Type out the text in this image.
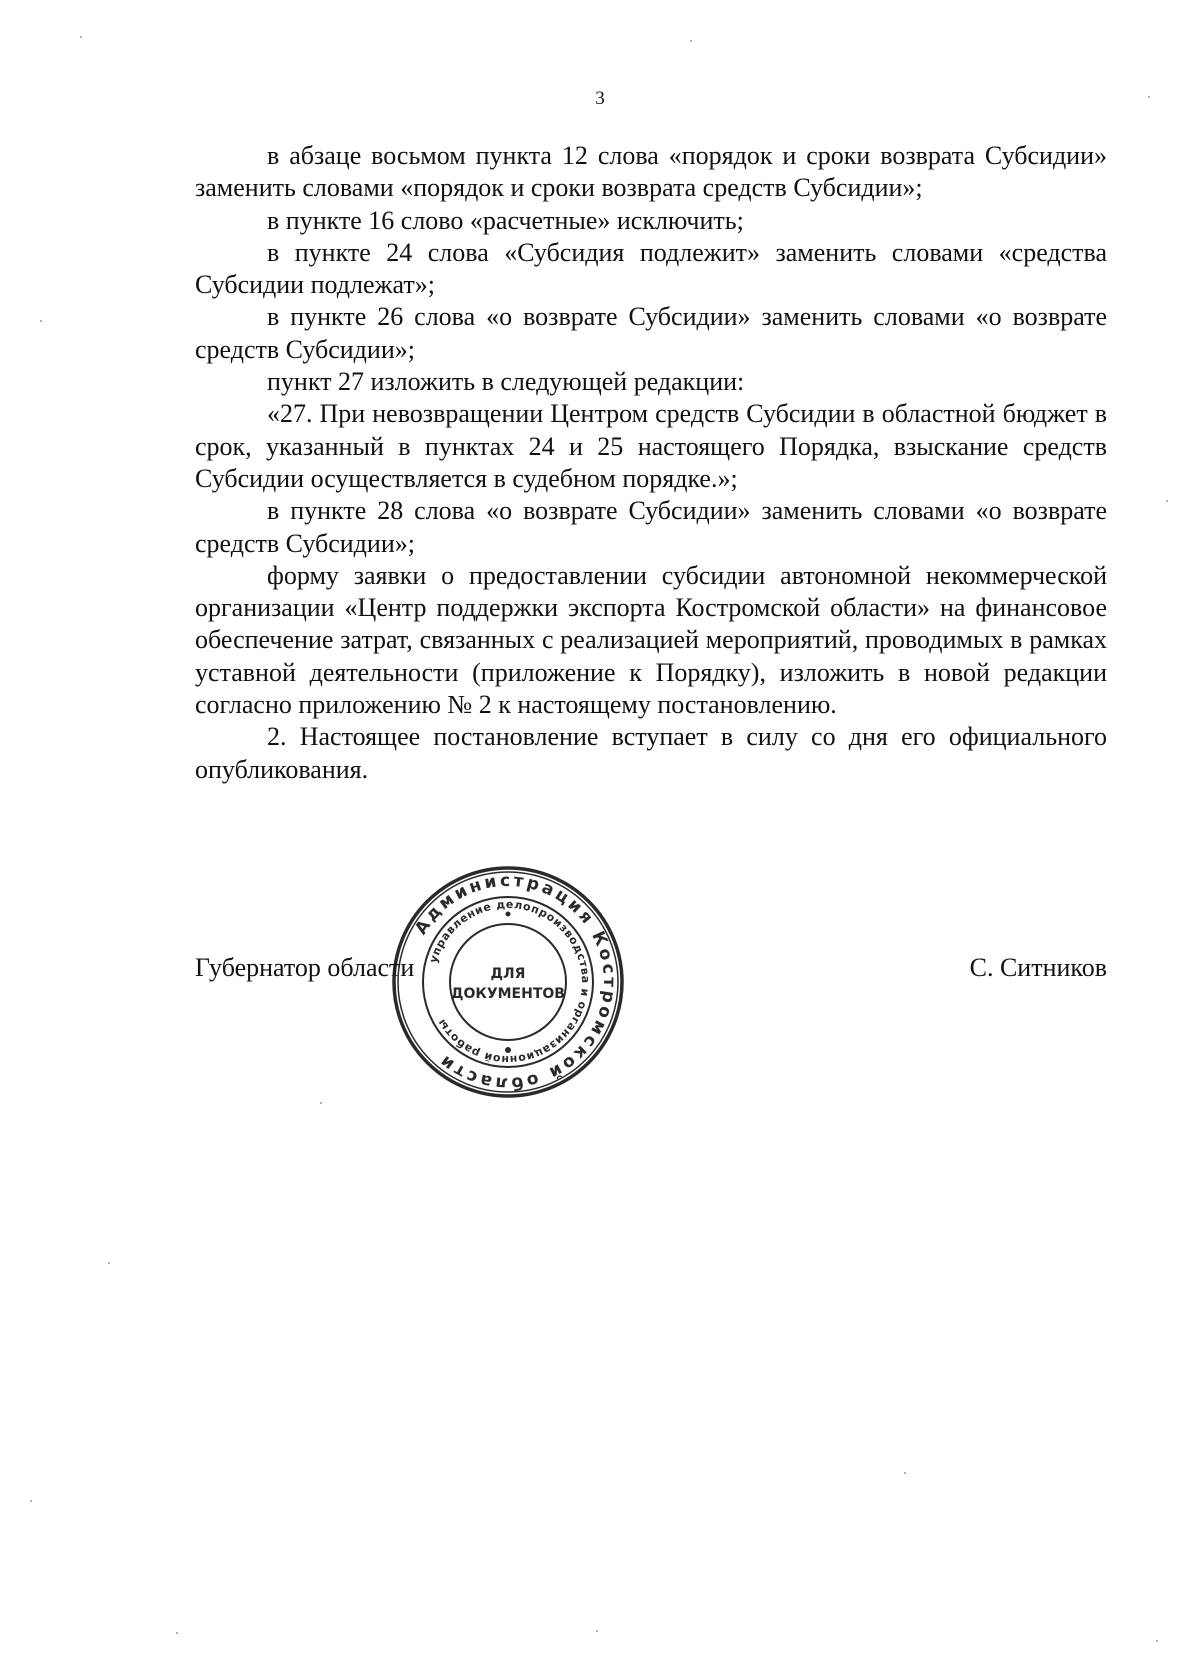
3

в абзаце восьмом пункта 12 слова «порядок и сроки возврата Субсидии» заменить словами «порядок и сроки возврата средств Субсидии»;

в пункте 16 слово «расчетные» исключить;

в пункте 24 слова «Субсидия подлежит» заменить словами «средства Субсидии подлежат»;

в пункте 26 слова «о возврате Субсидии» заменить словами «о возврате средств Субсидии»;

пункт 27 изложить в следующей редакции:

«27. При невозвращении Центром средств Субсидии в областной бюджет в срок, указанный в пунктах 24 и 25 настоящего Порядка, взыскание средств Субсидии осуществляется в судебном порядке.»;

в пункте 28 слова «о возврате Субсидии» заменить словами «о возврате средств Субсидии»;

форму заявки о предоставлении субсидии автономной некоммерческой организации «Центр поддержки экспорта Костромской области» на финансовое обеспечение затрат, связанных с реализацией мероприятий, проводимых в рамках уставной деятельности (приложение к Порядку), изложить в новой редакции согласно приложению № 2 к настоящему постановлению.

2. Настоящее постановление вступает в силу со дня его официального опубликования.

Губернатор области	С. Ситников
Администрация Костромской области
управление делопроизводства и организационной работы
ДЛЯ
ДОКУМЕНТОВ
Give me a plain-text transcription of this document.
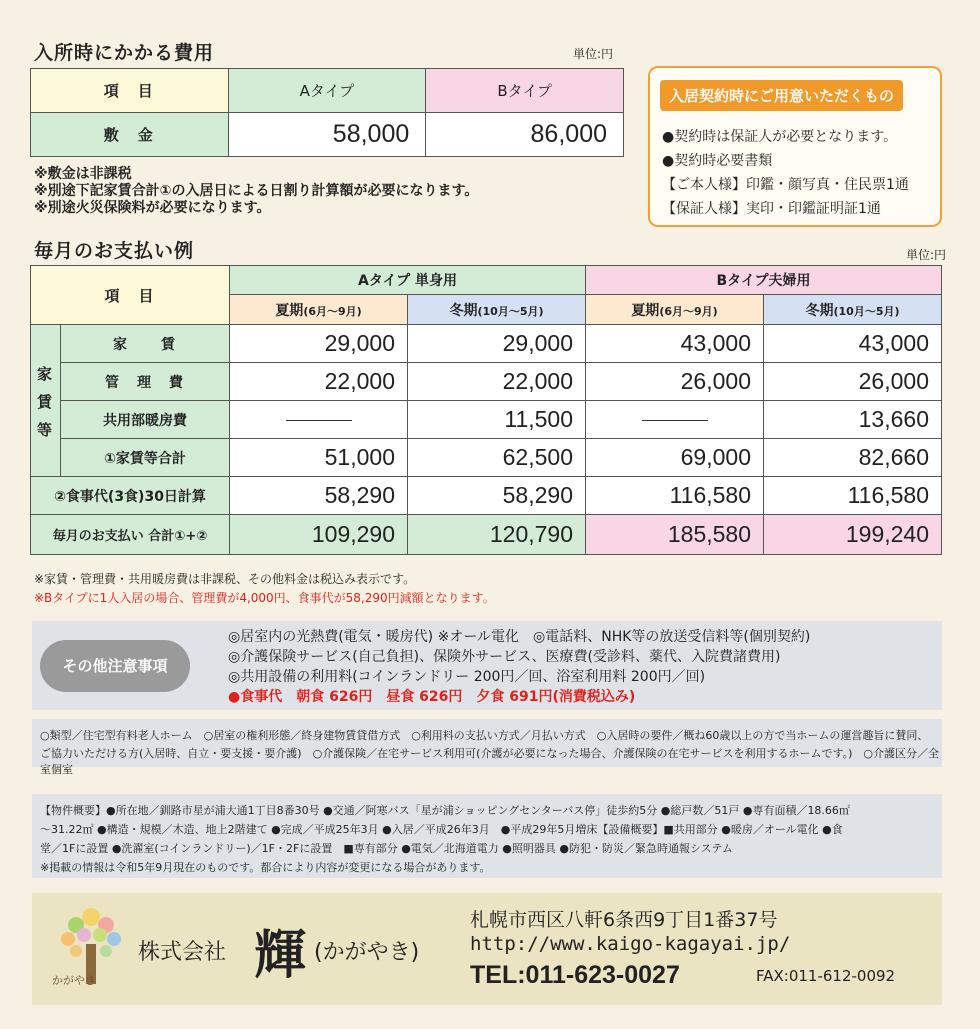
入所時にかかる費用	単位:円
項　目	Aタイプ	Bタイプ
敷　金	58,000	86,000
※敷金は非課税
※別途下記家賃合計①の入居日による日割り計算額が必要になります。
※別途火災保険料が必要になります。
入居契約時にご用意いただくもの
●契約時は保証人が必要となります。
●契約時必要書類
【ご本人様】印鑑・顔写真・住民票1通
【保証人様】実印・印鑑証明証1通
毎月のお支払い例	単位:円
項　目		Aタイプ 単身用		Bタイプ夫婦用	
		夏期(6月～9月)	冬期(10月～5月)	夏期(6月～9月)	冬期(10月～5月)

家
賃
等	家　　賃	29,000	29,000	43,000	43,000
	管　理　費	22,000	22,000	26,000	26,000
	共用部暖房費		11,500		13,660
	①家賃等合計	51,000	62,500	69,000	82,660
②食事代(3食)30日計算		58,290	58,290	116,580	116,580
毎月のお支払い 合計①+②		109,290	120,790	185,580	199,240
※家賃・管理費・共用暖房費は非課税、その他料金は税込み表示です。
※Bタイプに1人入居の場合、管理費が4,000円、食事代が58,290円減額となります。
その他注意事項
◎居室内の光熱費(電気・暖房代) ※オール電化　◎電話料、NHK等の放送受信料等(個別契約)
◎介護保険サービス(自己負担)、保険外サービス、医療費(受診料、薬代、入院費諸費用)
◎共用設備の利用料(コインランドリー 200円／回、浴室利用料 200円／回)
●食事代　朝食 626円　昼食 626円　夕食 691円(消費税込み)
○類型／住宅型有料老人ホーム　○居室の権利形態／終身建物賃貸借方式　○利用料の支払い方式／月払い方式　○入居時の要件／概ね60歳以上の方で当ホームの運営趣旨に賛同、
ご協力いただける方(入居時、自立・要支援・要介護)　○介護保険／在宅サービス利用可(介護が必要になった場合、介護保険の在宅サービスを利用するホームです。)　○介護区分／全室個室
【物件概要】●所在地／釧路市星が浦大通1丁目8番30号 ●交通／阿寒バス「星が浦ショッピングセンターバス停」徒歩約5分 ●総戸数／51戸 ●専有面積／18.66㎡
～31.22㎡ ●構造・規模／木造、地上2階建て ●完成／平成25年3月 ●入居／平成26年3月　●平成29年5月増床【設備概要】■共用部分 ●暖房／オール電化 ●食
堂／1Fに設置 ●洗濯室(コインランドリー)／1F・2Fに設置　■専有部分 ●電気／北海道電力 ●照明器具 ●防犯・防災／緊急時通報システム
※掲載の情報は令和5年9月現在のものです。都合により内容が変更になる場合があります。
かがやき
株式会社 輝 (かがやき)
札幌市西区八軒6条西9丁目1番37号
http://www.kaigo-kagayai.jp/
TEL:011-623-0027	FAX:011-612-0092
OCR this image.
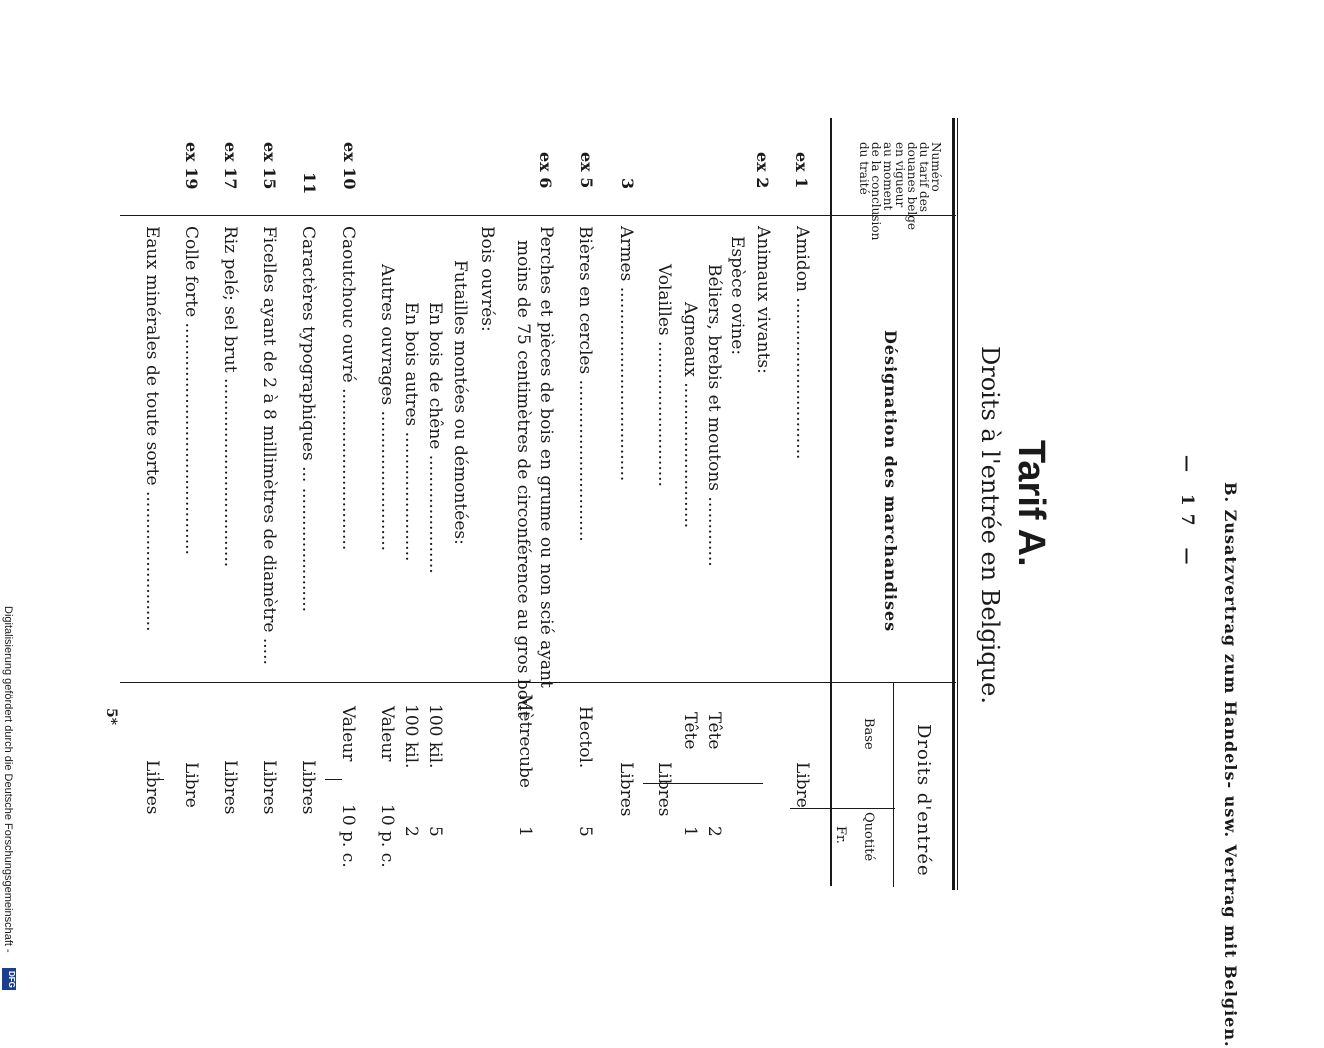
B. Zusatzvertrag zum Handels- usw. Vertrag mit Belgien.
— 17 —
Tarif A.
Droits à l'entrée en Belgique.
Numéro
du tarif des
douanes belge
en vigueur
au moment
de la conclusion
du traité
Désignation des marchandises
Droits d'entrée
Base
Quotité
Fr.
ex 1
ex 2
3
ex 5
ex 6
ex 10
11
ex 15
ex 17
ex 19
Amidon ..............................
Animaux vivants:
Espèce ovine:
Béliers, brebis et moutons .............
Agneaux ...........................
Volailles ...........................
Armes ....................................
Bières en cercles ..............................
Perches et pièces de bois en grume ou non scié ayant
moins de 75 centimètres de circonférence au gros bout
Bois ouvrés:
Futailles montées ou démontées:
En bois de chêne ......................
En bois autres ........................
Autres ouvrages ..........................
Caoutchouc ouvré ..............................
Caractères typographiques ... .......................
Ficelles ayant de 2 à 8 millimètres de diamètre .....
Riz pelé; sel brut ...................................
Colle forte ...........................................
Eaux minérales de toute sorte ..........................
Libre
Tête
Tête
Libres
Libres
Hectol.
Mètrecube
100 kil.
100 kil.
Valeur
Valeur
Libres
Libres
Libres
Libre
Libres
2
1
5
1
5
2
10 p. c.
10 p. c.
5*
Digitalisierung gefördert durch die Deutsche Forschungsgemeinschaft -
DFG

--

EXERCISE REQUIREMENTS: Your task is to copy the entries in full and exactly, without any images.

SOLUTION TO THIS PROBLEM:
Type out the text in this image.
3

в абзаце восьмом пункта 12 слова «порядок и сроки возврата Субсидии» заменить словами «порядок и сроки возврата средств Субсидии»;

в пункте 16 слово «расчетные» исключить;

в пункте 24 слова «Субсидия подлежит» заменить словами «средства Субсидии подлежат»;

в пункте 26 слова «о возврате Субсидии» заменить словами «о возврате средств Субсидии»;

пункт 27 изложить в следующей редакции:

«27. При невозвращении Центром средств Субсидии в областной бюджет в срок, указанный в пунктах 24 и 25 настоящего Порядка, взыскание средств Субсидии осуществляется в судебном порядке.»;

в пункте 28 слова «о возврате Субсидии» заменить словами «о возврате средств Субсидии»;

форму заявки о предоставлении субсидии автономной некоммерческой организации «Центр поддержки экспорта Костромской области» на финансовое обеспечение затрат, связанных с реализацией мероприятий, проводимых в рамках уставной деятельности (приложение к Порядку), изложить в новой редакции согласно приложению № 2 к настоящему постановлению.

2. Настоящее постановление вступает в силу со дня его официального опубликования.

Губернатор области	С. Ситников
Администрация Костромской области
управление делопроизводства и организационной работы
ДЛЯ
ДОКУМЕНТОВ
Give me a plain-text transcription of this document.
入所時にかかる費用	単位:円
項　目	Aタイプ	Bタイプ
敷　金	58,000	86,000
※敷金は非課税
※別途下記家賃合計①の入居日による日割り計算額が必要になります。
※別途火災保険料が必要になります。
入居契約時にご用意いただくもの
●契約時は保証人が必要となります。
●契約時必要書類
【ご本人様】印鑑・顔写真・住民票1通
【保証人様】実印・印鑑証明証1通
毎月のお支払い例	単位:円
項　目		Aタイプ 単身用		Bタイプ夫婦用	
		夏期(6月～9月)	冬期(10月～5月)	夏期(6月～9月)	冬期(10月～5月)

家
賃
等	家　　賃	29,000	29,000	43,000	43,000
	管　理　費	22,000	22,000	26,000	26,000
	共用部暖房費		11,500		13,660
	①家賃等合計	51,000	62,500	69,000	82,660
②食事代(3食)30日計算		58,290	58,290	116,580	116,580
毎月のお支払い 合計①+②		109,290	120,790	185,580	199,240
※家賃・管理費・共用暖房費は非課税、その他料金は税込み表示です。
※Bタイプに1人入居の場合、管理費が4,000円、食事代が58,290円減額となります。
その他注意事項
◎居室内の光熱費(電気・暖房代) ※オール電化　◎電話料、NHK等の放送受信料等(個別契約)
◎介護保険サービス(自己負担)、保険外サービス、医療費(受診料、薬代、入院費諸費用)
◎共用設備の利用料(コインランドリー 200円／回、浴室利用料 200円／回)
●食事代　朝食 626円　昼食 626円　夕食 691円(消費税込み)
○類型／住宅型有料老人ホーム　○居室の権利形態／終身建物賃貸借方式　○利用料の支払い方式／月払い方式　○入居時の要件／概ね60歳以上の方で当ホームの運営趣旨に賛同、
ご協力いただける方(入居時、自立・要支援・要介護)　○介護保険／在宅サービス利用可(介護が必要になった場合、介護保険の在宅サービスを利用するホームです。)　○介護区分／全室個室
【物件概要】●所在地／釧路市星が浦大通1丁目8番30号 ●交通／阿寒バス「星が浦ショッピングセンターバス停」徒歩約5分 ●総戸数／51戸 ●専有面積／18.66㎡
～31.22㎡ ●構造・規模／木造、地上2階建て ●完成／平成25年3月 ●入居／平成26年3月　●平成29年5月増床【設備概要】■共用部分 ●暖房／オール電化 ●食
堂／1Fに設置 ●洗濯室(コインランドリー)／1F・2Fに設置　■専有部分 ●電気／北海道電力 ●照明器具 ●防犯・防災／緊急時通報システム
※掲載の情報は令和5年9月現在のものです。都合により内容が変更になる場合があります。
かがやき
株式会社 輝 (かがやき)
札幌市西区八軒6条西9丁目1番37号
http://www.kaigo-kagayai.jp/
TEL:011-623-0027	FAX:011-612-0092
OCR this image.
B. Zusatzvertrag zum Handels- usw. Vertrag mit Belgien.
— 17 —
Tarif A.
Droits à l'entrée en Belgique.
Numéro
du tarif des
douanes belge
en vigueur
au moment
de la conclusion
du traité
Désignation des marchandises
Droits d'entrée
Base
Quotité
Fr.
ex 1
ex 2
3
ex 5
ex 6
ex 10
11
ex 15
ex 17
ex 19
Amidon ..............................
Animaux vivants:
Espèce ovine:
Béliers, brebis et moutons .............
Agneaux ...........................
Volailles ...........................
Armes ....................................
Bières en cercles ..............................
Perches et pièces de bois en grume ou non scié ayant
moins de 75 centimètres de circonférence au gros bout
Bois ouvrés:
Futailles montées ou démontées:
En bois de chêne ......................
En bois autres ........................
Autres ouvrages ..........................
Caoutchouc ouvré ..............................
Caractères typographiques ... .......................
Ficelles ayant de 2 à 8 millimètres de diamètre .....
Riz pelé; sel brut ...................................
Colle forte ...........................................
Eaux minérales de toute sorte ..........................
Libre
Tête
Tête
Libres
Libres
Hectol.
Mètrecube
100 kil.
100 kil.
Valeur
Valeur
Libres
Libres
Libres
Libre
Libres
2
1
5
1
5
2
10 p. c.
10 p. c.
5*
Digitalisierung gefördert durch die Deutsche Forschungsgemeinschaft -
DFG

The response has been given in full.